BEGIN PASSAGE PROVIDED

These developments are arguably attributable to the declining power of the trade unions, and for obvious reasons: as union membership has fallen, bosses have had a much stronger hand when it has come to squeezing the pay of their employees and awarding themselves eye-watering sums in remuneration. No, not all employers are like that; but nor are all trade unionists communist troublemakers intent on walking out at the first opportunity. In fact, I’ve never met a trade unionist who actually enjoys going on strike and losing a day or more in pay.

Even Ukippers should welcome more active trade unions if they really care about British workers being undercut by migrants from Eastern Europe. The best way to ensure that migrant workers are paid properly is, after all, to get them unionised so that, alongside their British counterparts, they can push their employer for better pay and working conditions.

Making it more difficult to strike will do nothing to tackle the real issues facing British families, and as with so many policies emanating from Downing Street these days, this is yet another sop to a faction of the Tory party that is increasingly charmed by Ukip. If you are simultaneously bashing the unions and slashing welfare, you’re also not in the best position to accuse others of conducting class war.

James Bloodworth is the editor of Left Foot Forward

54 Responses to “The Tories want to ban strikes without 50% turnout, yet they accuse others of class war”

  1. OhNoesItsMe

    He’s…you? Now that’s a nasty accusation!

  2. OhNoesItsMe

    So basic rights are “theft”, and workers wanting sufficient cash to live on is wrong.

END PASSAGE PROVIDED

**TASKS**
1) Answer these questions about the passage on trade unions:
(a) Who is James Bloodworth?
(b) What is the best way to ensure that migrant workers are paid properly?
(c) What turnout threshold does the heading over the responses say the Tories want for strikes?
2) Copy the passage on trade unions word for word, starting at "Even Ukippers should" and ending at "conducting class war.".
The material here comes from a different source than the passage.

BEGIN PROVIDED DATA

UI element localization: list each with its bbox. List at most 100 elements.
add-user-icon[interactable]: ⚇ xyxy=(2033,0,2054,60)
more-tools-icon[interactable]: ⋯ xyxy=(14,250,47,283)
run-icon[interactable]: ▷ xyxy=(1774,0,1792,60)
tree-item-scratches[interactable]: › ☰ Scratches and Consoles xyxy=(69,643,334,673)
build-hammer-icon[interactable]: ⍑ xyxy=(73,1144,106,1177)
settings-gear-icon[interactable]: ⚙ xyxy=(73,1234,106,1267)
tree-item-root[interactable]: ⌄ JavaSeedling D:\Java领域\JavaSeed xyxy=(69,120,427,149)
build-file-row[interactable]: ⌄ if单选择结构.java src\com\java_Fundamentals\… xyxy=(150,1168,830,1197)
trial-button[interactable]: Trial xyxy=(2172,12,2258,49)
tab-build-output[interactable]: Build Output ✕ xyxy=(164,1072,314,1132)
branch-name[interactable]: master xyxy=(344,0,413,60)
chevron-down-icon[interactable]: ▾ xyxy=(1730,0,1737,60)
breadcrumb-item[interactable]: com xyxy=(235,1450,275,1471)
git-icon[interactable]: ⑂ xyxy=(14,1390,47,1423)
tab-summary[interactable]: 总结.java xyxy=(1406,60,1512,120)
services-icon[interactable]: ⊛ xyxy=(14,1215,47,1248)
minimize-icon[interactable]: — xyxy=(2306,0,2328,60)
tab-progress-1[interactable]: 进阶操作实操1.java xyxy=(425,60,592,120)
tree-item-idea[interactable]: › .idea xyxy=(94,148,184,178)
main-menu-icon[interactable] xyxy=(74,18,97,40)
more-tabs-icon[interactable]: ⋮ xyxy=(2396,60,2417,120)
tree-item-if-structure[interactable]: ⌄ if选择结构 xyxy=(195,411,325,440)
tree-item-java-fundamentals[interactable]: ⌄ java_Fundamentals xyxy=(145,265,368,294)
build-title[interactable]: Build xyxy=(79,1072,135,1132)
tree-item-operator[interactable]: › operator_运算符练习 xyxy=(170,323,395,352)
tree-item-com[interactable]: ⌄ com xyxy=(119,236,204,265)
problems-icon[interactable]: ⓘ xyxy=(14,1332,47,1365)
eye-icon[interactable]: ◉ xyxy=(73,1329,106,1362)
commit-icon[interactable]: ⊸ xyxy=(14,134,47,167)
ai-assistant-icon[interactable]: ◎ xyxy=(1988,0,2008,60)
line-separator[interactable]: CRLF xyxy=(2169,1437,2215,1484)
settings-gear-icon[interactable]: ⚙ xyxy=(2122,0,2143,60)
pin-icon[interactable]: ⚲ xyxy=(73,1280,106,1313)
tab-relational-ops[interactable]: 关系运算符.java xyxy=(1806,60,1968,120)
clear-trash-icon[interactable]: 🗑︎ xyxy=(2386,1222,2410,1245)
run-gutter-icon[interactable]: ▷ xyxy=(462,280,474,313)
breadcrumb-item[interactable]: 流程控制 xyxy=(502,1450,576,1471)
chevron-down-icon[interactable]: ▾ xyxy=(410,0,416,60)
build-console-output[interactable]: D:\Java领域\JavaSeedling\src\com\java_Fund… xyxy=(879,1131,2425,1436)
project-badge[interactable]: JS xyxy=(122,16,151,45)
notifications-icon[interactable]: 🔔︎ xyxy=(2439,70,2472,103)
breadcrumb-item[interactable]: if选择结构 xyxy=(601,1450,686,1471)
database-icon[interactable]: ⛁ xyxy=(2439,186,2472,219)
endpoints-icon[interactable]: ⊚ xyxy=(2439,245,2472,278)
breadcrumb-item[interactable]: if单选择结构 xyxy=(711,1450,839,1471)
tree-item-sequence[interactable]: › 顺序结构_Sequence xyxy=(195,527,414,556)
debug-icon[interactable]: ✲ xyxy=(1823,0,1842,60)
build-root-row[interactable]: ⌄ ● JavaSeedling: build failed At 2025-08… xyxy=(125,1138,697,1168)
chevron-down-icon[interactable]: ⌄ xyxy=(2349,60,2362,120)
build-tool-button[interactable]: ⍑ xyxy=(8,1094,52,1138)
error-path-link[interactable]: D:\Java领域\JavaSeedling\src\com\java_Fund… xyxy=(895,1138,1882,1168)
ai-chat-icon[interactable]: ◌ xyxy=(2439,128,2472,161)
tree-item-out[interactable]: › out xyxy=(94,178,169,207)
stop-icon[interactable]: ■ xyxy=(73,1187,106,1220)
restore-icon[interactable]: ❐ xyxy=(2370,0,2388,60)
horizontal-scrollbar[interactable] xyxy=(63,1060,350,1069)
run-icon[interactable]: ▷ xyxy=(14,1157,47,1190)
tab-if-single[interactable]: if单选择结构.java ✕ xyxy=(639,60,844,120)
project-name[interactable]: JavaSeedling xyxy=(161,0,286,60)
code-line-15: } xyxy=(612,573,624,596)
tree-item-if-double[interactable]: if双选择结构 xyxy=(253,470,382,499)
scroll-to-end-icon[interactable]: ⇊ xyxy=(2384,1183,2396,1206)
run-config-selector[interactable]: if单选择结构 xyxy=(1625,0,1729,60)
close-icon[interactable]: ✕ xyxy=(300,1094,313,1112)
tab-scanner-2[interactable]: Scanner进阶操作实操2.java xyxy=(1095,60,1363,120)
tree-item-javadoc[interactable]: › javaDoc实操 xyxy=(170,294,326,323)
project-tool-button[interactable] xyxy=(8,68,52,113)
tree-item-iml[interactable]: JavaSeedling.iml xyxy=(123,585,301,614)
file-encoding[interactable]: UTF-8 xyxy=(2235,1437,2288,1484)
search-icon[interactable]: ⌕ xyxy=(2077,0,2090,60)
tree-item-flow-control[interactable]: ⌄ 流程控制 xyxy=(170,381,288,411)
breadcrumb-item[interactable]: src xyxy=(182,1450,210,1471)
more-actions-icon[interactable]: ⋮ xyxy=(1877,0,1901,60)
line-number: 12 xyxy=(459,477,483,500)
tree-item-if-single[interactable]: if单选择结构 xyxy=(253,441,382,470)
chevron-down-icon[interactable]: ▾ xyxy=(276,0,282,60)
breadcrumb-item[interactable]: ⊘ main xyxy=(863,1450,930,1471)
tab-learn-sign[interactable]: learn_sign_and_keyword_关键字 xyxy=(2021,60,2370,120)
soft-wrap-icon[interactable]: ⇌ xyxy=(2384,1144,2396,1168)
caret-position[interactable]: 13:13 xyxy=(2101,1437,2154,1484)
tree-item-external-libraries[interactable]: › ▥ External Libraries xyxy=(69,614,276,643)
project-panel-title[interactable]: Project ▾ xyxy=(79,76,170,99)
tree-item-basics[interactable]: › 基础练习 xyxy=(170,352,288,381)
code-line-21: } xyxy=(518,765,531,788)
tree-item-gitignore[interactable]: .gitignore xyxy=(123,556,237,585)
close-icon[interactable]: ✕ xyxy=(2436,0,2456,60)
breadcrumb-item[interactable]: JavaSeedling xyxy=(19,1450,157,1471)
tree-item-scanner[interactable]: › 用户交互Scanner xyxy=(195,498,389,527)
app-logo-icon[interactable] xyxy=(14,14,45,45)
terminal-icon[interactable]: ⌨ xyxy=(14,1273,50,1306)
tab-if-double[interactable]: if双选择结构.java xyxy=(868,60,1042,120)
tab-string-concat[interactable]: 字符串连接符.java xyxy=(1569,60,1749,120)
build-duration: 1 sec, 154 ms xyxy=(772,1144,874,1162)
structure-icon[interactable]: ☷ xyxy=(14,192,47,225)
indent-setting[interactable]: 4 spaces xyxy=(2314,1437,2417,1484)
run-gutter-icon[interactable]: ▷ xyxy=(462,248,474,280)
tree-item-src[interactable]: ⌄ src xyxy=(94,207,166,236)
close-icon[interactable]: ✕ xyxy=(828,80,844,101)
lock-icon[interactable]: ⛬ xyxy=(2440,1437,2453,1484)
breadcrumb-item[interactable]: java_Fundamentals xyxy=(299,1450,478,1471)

END PROVIDED DATA

**ANSWERS BY ITEM NUMBER**
1)
(a) The editor of Left Foot Forward.
(b) To get them unionised.
(c) 50% turnout.

2)
Even Ukippers should welcome more active trade unions if they really care about British workers being undercut by migrants from Eastern Europe. The best way to ensure that migrant workers are paid properly is, after all, to get them unionised so that, alongside their British counterparts, they can push their employer for better pay and working conditions.

Making it more difficult to strike will do nothing to tackle the real issues facing British families, and as with so many policies emanating from Downing Street these days, this is yet another sop to a faction of the Tory party that is increasingly charmed by Ukip. If you are simultaneously bashing the unions and slashing welfare, you’re also not in the best position to accuse others of conducting class war.